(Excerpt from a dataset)
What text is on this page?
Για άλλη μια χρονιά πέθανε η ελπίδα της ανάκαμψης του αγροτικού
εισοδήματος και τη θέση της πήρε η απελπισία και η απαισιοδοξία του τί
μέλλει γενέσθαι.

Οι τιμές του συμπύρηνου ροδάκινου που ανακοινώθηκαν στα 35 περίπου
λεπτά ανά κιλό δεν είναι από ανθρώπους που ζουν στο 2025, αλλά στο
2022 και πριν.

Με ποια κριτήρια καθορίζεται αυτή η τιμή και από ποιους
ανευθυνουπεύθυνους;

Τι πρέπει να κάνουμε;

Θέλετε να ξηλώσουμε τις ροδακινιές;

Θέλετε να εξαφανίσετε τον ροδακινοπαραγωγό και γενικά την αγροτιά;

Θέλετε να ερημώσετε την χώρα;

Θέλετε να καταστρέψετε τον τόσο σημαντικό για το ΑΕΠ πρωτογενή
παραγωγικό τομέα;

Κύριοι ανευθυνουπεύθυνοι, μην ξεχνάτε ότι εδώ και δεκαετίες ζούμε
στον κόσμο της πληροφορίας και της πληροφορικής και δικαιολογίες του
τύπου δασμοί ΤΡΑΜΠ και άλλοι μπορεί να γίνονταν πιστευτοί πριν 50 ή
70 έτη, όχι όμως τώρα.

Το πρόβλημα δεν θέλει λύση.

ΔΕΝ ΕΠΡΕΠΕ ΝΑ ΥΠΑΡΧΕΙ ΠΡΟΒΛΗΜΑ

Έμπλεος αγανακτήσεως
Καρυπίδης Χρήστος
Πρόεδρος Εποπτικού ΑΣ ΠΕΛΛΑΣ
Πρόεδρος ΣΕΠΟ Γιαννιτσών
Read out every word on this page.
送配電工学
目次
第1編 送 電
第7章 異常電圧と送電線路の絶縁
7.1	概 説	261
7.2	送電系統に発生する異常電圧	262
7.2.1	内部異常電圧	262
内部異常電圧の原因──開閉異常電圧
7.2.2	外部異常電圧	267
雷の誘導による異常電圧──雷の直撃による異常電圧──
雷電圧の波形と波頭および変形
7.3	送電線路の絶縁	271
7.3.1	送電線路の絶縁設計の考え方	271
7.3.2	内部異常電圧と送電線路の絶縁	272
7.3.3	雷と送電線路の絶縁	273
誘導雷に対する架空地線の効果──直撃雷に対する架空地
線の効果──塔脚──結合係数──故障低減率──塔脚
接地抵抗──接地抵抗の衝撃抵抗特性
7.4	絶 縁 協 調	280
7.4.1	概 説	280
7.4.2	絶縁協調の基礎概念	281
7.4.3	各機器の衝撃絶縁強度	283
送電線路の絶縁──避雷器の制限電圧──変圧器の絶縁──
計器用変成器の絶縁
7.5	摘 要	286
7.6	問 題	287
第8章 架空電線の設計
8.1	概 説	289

### WHAT IS ASKED
Each line of the listing should be copied exactly.

### WRITTEN SOLUTION
What text is on this page?
Για άλλη μια χρονιά πέθανε η ελπίδα της ανάκαμψης του αγροτικού
εισοδήματος και τη θέση της πήρε η απελπισία και η απαισιοδοξία του τί
μέλλει γενέσθαι.

Οι τιμές του συμπύρηνου ροδάκινου που ανακοινώθηκαν στα 35 περίπου
λεπτά ανά κιλό δεν είναι από ανθρώπους που ζουν στο 2025, αλλά στο
2022 και πριν.

Με ποια κριτήρια καθορίζεται αυτή η τιμή και από ποιους
ανευθυνουπεύθυνους;

Τι πρέπει να κάνουμε;

Θέλετε να ξηλώσουμε τις ροδακινιές;

Θέλετε να εξαφανίσετε τον ροδακινοπαραγωγό και γενικά την αγροτιά;

Θέλετε να ερημώσετε την χώρα;

Θέλετε να καταστρέψετε τον τόσο σημαντικό για το ΑΕΠ πρωτογενή
παραγωγικό τομέα;

Κύριοι ανευθυνουπεύθυνοι, μην ξεχνάτε ότι εδώ και δεκαετίες ζούμε
στον κόσμο της πληροφορίας και της πληροφορικής και δικαιολογίες του
τύπου δασμοί ΤΡΑΜΠ και άλλοι μπορεί να γίνονταν πιστευτοί πριν 50 ή
70 έτη, όχι όμως τώρα.

Το πρόβλημα δεν θέλει λύση.

ΔΕΝ ΕΠΡΕΠΕ ΝΑ ΥΠΑΡΧΕΙ ΠΡΟΒΛΗΜΑ

Έμπλεος αγανακτήσεως
Καρυπίδης Χρήστος
Πρόεδρος Εποπτικού ΑΣ ΠΕΛΛΑΣ
Πρόεδρος ΣΕΠΟ Γιαννιτσών
Read out every word on this page.
送配電工学
目次
第1編 送 電
第7章 異常電圧と送電線路の絶縁
7.1	概 説	261
7.2	送電系統に発生する異常電圧	262
7.2.1	内部異常電圧	262
内部異常電圧の原因──開閉異常電圧
7.2.2	外部異常電圧	267
雷の誘導による異常電圧──雷の直撃による異常電圧──
雷電圧の波形と波頭および変形
7.3	送電線路の絶縁	271
7.3.1	送電線路の絶縁設計の考え方	271
7.3.2	内部異常電圧と送電線路の絶縁	272
7.3.3	雷と送電線路の絶縁	273
誘導雷に対する架空地線の効果──直撃雷に対する架空地
線の効果──塔脚──結合係数──故障低減率──塔脚
接地抵抗──接地抵抗の衝撃抵抗特性
7.4	絶 縁 協 調	280
7.4.1	概 説	280
7.4.2	絶縁協調の基礎概念	281
7.4.3	各機器の衝撃絶縁強度	283
送電線路の絶縁──避雷器の制限電圧──変圧器の絶縁──
計器用変成器の絶縁
7.5	摘 要	286
7.6	問 題	287
第8章 架空電線の設計
8.1	概 説	289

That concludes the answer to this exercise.